Transcribe the listing exactly, leaving out every picture.

** start **

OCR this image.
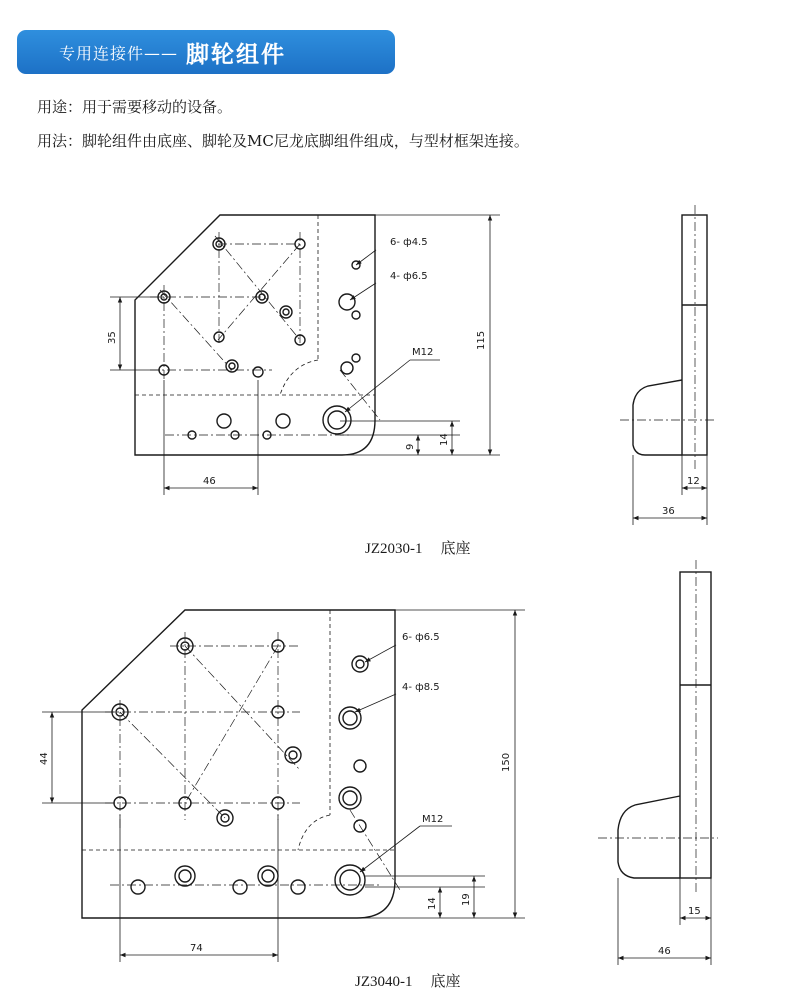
专用连接件—— 脚轮组件
用途：用于需要移动的设备。
用法：脚轮组件由底座、脚轮及MC尼龙底脚组件组成，与型材框架连接。
6- ф4.5
4- ф6.5
M12
115
35
46
9
14
12
36
6- ф6.5
4- ф8.5
M12
150
44
74
14 19
15
46
JZ2030-1 底座
JZ3040-1 底座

** end **

**COMPLETED EXERCISE**
OCR this image.
专用连接件—— 脚轮组件
用途：用于需要移动的设备。
用法：脚轮组件由底座、脚轮及MC尼龙底脚组件组成，与型材框架连接。
6- ф4.5
4- ф6.5
M12
115
35
46
9
14
12
36
6- ф6.5
4- ф8.5
M12
150
44
74
14 19
15
46
JZ2030-1 底座
JZ3040-1 底座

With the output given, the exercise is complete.